- Fragment uit document
Figuur 1: De individuele fasen van de zonnecyclus tonen correlaties voor de LISIRD TSI totale zonnestraling en HadSST3 zeewateroppervlaktetemperatuur die aanzienlijk hoger liggen t.o.v. de waarden voor de gehele cyclus. Bovendien tonen de minima structureel hogere correlatie waarden t.o.v. de maxima. Bij de TSI is sprake van een structurele impact t.g.v. de 22-jarige magnetische zonnecyclus welke tot uitdrukking komt in relatief hoge primaire TSI minima (P) en maxima (Ps); dit structurele fenomeen is in overeenstemming met de Gnevyshev-Ohl regel, welke in de literatuur enkel betrekking heeft op de maxima van de zonnevlekkencyclus13.

- Wat wordt gevraagd
Wil je uit het fragment over de zonnecyclus de passage van "Figuur 1: De" tot en met "van de zonnevlekkencyclus13." letterlijk overtypen?

- Beschikbare gegevens

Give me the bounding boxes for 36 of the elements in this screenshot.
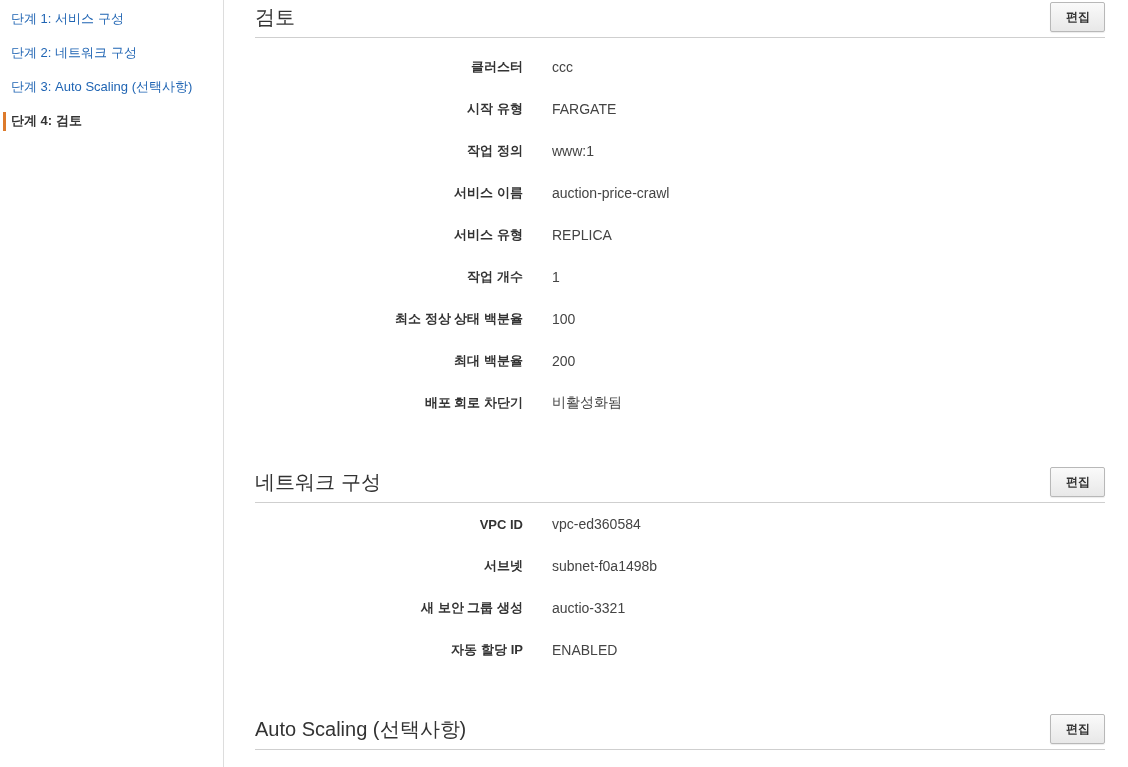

- Als antwoord
Figuur 1: De individuele fasen van de zonnecyclus tonen correlaties voor de LISIRD TSI totale zonnestraling en HadSST3 zeewateroppervlaktetemperatuur die aanzienlijk hoger liggen t.o.v. de waarden voor de gehele cyclus. Bovendien tonen de minima structureel hogere correlatie waarden t.o.v. de maxima. Bij de TSI is sprake van een structurele impact t.g.v. de 22-jarige magnetische zonnecyclus welke tot uitdrukking komt in relatief hoge primaire TSI minima (P) en maxima (Ps); dit structurele fenomeen is in overeenstemming met de Gnevyshev-Ohl regel, welke in de literatuur enkel betrekking heeft op de maxima van de zonnevlekkencyclus13.